- Attività da svolgere:
**a.** Traduci in inglese la frase del testo proposto "Ora sono parte della mia vita di scrittrice."
**b.** Riscrivi il tratto del testo proposto che va da "Scrivere di Marguerite" fino a "mondo della letteratura.", sostituendo "Sesta Luna Servizi Editoriali" con "Luna Nuova Servizi Editoriali".
**c.** Rispondi alle seguenti domande sul testo proposto.
(i) Quale passione hanno in comune le persone descritte?
(ii) Quanti racconti sono presentati?
(iii) Quante autrici e quanti autori li hanno scritti?

Scrivere di Marguerite Duras
Non si conoscono, non si frequentano, non sanno nulla uno dell’altra, eppure hanno una passione in comune: la scrittura.
E questo collante li ha portati da me. Li ha dirottati verso la Sesta Luna Servizi Editoriali e li ho accolti nelle mie lezioni e corsi di scrittura. Ora sono parte della mia vita di scrittrice.
Sono la Compagnia di Moony
.
Dodici racconti, in maggioranza scritti da donne, che aprono scenari diversi per giovani lettori. Storie che segnano carattere, fantasia, sogno e realtà. Sono undici autrici e un autore cresciuti dentro le parole, scesi e saliti dai loro tormenti e felicità. Ognuno di loro ha una strada da percorrere e sono felice di aver aperto la porta verso il mondo della letteratura.

Voci di dati raccolte:
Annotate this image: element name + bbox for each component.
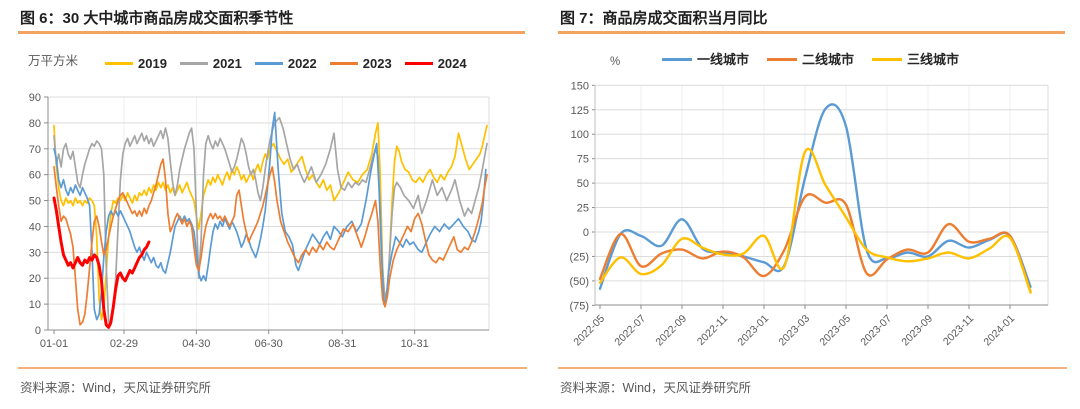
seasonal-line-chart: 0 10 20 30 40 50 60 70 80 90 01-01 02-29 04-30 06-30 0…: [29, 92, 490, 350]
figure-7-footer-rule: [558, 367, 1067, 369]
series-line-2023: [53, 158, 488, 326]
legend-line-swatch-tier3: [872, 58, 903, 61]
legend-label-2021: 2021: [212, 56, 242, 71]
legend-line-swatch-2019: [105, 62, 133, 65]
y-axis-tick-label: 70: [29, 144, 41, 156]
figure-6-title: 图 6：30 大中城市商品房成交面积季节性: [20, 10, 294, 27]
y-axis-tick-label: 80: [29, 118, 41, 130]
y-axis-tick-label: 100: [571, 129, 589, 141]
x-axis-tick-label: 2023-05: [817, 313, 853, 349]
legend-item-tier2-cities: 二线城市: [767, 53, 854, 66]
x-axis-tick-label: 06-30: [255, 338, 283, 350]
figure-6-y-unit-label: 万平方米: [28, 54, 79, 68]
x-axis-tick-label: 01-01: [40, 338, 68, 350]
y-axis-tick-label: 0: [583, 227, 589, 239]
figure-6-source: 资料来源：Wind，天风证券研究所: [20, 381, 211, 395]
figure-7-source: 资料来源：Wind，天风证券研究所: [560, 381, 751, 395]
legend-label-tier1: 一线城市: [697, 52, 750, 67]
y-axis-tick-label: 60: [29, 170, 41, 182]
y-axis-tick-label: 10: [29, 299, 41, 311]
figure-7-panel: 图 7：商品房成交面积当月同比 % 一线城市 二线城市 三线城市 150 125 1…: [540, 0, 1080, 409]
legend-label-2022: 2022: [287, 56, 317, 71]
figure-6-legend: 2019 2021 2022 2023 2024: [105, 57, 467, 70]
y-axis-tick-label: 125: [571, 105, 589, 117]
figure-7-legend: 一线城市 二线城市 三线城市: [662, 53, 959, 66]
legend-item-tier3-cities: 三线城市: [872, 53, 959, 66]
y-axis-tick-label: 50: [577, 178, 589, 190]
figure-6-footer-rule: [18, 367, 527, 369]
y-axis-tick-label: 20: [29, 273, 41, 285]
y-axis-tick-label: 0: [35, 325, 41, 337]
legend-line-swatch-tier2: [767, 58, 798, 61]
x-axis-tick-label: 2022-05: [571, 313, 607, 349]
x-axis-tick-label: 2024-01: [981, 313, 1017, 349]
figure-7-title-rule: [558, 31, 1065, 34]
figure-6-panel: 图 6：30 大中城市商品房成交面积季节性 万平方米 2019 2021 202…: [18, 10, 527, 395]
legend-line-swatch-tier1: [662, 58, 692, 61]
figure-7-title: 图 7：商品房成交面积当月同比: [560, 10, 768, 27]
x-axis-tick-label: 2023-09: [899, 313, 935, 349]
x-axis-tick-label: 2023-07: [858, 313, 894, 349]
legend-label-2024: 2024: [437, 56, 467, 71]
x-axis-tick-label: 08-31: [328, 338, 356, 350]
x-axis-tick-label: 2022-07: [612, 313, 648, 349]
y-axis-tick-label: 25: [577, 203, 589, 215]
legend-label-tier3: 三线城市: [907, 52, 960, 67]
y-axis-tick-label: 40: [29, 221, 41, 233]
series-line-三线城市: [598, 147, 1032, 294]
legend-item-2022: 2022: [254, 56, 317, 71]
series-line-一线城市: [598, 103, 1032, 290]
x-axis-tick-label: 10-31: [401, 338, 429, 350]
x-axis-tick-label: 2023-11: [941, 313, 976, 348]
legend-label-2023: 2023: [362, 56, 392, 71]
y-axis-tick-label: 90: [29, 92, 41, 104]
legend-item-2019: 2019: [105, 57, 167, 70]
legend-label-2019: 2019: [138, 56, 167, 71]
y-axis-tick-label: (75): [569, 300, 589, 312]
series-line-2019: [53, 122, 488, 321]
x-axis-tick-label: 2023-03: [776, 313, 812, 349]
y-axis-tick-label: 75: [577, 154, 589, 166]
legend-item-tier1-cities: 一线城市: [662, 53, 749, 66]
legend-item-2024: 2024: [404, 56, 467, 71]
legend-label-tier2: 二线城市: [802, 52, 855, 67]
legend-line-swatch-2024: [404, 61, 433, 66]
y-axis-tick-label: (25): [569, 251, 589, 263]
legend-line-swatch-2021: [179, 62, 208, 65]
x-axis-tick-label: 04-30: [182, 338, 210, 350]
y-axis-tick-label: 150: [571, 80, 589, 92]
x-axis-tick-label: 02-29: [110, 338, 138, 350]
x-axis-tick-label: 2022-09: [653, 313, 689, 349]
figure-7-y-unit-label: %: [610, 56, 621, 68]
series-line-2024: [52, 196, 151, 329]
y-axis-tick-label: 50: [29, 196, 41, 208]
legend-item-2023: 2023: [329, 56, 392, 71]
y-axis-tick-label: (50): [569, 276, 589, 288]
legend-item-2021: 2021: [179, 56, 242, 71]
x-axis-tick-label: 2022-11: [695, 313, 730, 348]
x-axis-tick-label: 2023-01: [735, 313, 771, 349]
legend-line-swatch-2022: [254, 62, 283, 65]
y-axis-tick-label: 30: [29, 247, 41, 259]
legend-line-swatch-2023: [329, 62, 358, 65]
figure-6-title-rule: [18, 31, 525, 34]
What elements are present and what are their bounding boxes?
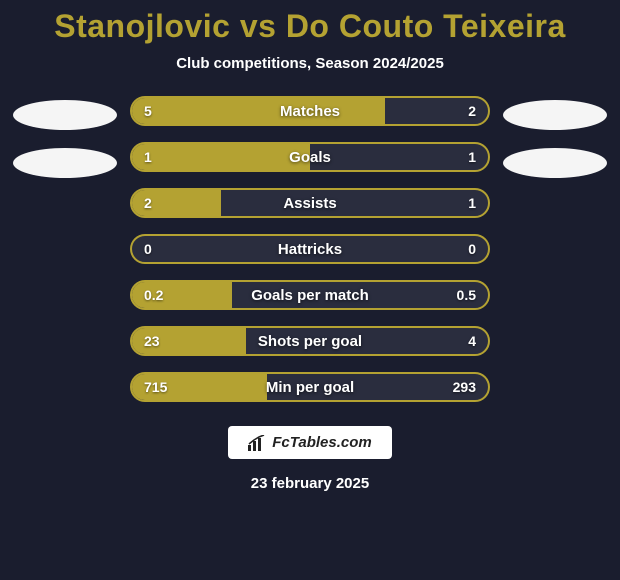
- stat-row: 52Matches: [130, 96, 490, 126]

- Risposte alle attività:
**a.** Now they are part of my life as a writer.

**b.**
Scrivere di Marguerite Duras
Non si conoscono, non si frequentano, non sanno nulla uno dell’altra, eppure hanno una passione in comune: la scrittura.
E questo collante li ha portati da me. Li ha dirottati verso la Luna Nuova Servizi Editoriali e li ho accolti nelle mie lezioni e corsi di scrittura. Ora sono parte della mia vita di scrittrice.
Sono la Compagnia di Moony
.
Dodici racconti, in maggioranza scritti da donne, che aprono scenari diversi per giovani lettori. Storie che segnano carattere, fantasia, sogno e realtà. Sono undici autrici e un autore cresciuti dentro le parole, scesi e saliti dai loro tormenti e felicità. Ognuno di loro ha una strada da percorrere e sono felice di aver aperto la porta verso il mondo della letteratura.

**c.**
(i) La scrittura.
(ii) Dodici.
(iii) Undici autrici e un autore.